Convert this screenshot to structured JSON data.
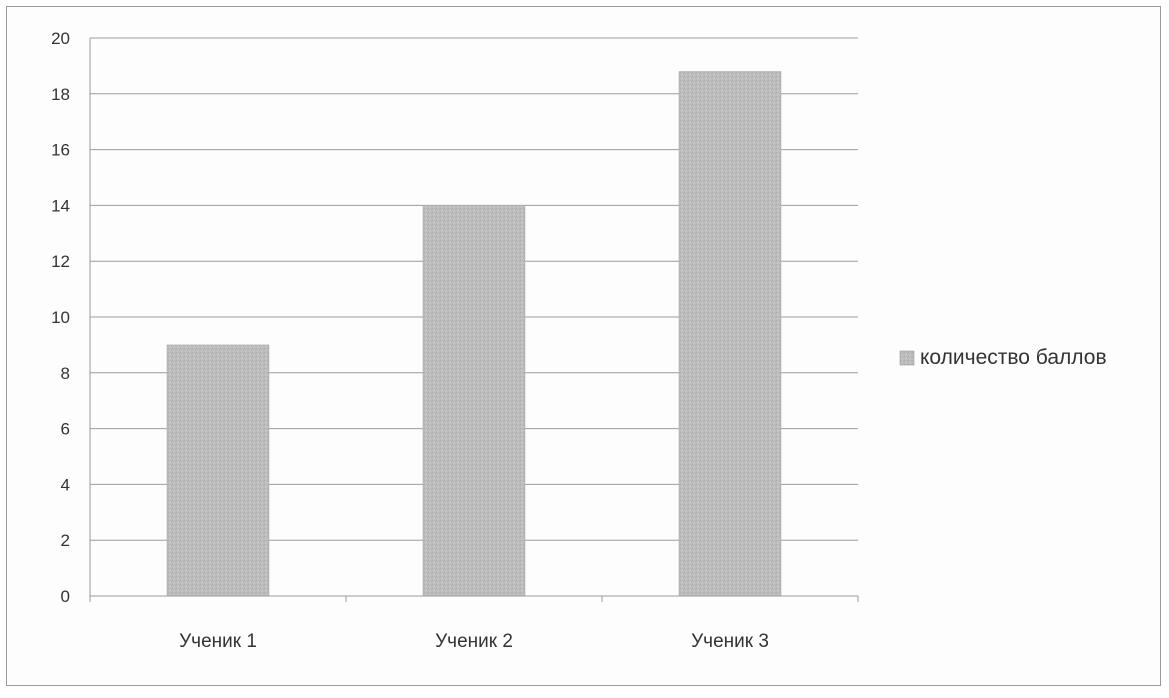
{
  "chart_data": {
    "type": "bar",
    "categories": [
      "Ученик 1",
      "Ученик 2",
      "Ученик 3"
    ],
    "series": [
      {
        "name": "количество баллов",
        "values": [
          9,
          14,
          18.8
        ]
      }
    ],
    "ylim": [
      0,
      20
    ],
    "yticks": [
      0,
      2,
      4,
      6,
      8,
      10,
      12,
      14,
      16,
      18,
      20
    ],
    "grid": true,
    "legend_position": "right",
    "colors": {
      "bar": "#b8b8b8",
      "grid": "#8c8c8c",
      "axis": "#9a9a9a",
      "text": "#333333"
    }
  }
}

==================================================

Problem:
Transcribe the full listing above exactly, with the images removed.

Solution to this task:
Convert this screenshot to structured JSON data.
{
  "chart_data": {
    "type": "bar",
    "categories": [
      "Ученик 1",
      "Ученик 2",
      "Ученик 3"
    ],
    "series": [
      {
        "name": "количество баллов",
        "values": [
          9,
          14,
          18.8
        ]
      }
    ],
    "ylim": [
      0,
      20
    ],
    "yticks": [
      0,
      2,
      4,
      6,
      8,
      10,
      12,
      14,
      16,
      18,
      20
    ],
    "grid": true,
    "legend_position": "right",
    "colors": {
      "bar": "#b8b8b8",
      "grid": "#8c8c8c",
      "axis": "#9a9a9a",
      "text": "#333333"
    }
  }
}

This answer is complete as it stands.